__TASK TO CARRY OUT__. Transcribe each record exactly. Include every one.

(begin)

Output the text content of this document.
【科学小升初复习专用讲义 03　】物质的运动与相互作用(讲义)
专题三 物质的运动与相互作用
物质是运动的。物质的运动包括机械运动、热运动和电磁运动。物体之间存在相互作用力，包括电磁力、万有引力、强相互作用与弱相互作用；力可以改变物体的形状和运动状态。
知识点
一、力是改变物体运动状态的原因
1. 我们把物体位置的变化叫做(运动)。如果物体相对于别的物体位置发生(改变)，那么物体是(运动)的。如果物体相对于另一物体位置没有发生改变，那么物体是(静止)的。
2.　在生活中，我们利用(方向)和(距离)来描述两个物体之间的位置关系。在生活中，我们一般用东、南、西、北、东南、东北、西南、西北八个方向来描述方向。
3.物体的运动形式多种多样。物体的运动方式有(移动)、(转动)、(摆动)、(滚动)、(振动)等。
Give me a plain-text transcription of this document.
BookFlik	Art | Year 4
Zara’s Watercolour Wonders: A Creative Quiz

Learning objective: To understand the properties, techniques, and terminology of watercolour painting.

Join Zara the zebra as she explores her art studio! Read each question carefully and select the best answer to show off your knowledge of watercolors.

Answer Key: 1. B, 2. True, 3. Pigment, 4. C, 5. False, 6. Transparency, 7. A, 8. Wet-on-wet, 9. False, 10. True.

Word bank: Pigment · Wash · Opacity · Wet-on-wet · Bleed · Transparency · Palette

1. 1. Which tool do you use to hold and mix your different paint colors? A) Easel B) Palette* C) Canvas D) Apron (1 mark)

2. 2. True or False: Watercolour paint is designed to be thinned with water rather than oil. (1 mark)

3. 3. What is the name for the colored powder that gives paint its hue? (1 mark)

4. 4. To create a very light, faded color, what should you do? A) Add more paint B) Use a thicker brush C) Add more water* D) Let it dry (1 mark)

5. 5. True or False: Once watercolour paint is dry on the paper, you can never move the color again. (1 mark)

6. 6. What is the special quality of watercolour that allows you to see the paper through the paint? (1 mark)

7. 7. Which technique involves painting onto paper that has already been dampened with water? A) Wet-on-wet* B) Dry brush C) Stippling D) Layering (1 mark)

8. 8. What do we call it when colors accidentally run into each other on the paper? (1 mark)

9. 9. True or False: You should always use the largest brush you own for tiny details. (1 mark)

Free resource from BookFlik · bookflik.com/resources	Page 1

(end)

__RESULT__.
Output the text content of this document.
【科学小升初复习专用讲义 03　】物质的运动与相互作用(讲义)
专题三 物质的运动与相互作用
物质是运动的。物质的运动包括机械运动、热运动和电磁运动。物体之间存在相互作用力，包括电磁力、万有引力、强相互作用与弱相互作用；力可以改变物体的形状和运动状态。
知识点
一、力是改变物体运动状态的原因
1. 我们把物体位置的变化叫做(运动)。如果物体相对于别的物体位置发生(改变)，那么物体是(运动)的。如果物体相对于另一物体位置没有发生改变，那么物体是(静止)的。
2.　在生活中，我们利用(方向)和(距离)来描述两个物体之间的位置关系。在生活中，我们一般用东、南、西、北、东南、东北、西南、西北八个方向来描述方向。
3.物体的运动形式多种多样。物体的运动方式有(移动)、(转动)、(摆动)、(滚动)、(振动)等。
Give me a plain-text transcription of this document.
BookFlik	Art | Year 4
Zara’s Watercolour Wonders: A Creative Quiz

Learning objective: To understand the properties, techniques, and terminology of watercolour painting.

Join Zara the zebra as she explores her art studio! Read each question carefully and select the best answer to show off your knowledge of watercolors.

Answer Key: 1. B, 2. True, 3. Pigment, 4. C, 5. False, 6. Transparency, 7. A, 8. Wet-on-wet, 9. False, 10. True.

Word bank: Pigment · Wash · Opacity · Wet-on-wet · Bleed · Transparency · Palette

1. 1. Which tool do you use to hold and mix your different paint colors? A) Easel B) Palette* C) Canvas D) Apron (1 mark)

2. 2. True or False: Watercolour paint is designed to be thinned with water rather than oil. (1 mark)

3. 3. What is the name for the colored powder that gives paint its hue? (1 mark)

4. 4. To create a very light, faded color, what should you do? A) Add more paint B) Use a thicker brush C) Add more water* D) Let it dry (1 mark)

5. 5. True or False: Once watercolour paint is dry on the paper, you can never move the color again. (1 mark)

6. 6. What is the special quality of watercolour that allows you to see the paper through the paint? (1 mark)

7. 7. Which technique involves painting onto paper that has already been dampened with water? A) Wet-on-wet* B) Dry brush C) Stippling D) Layering (1 mark)

8. 8. What do we call it when colors accidentally run into each other on the paper? (1 mark)

9. 9. True or False: You should always use the largest brush you own for tiny details. (1 mark)

Free resource from BookFlik · bookflik.com/resources	Page 1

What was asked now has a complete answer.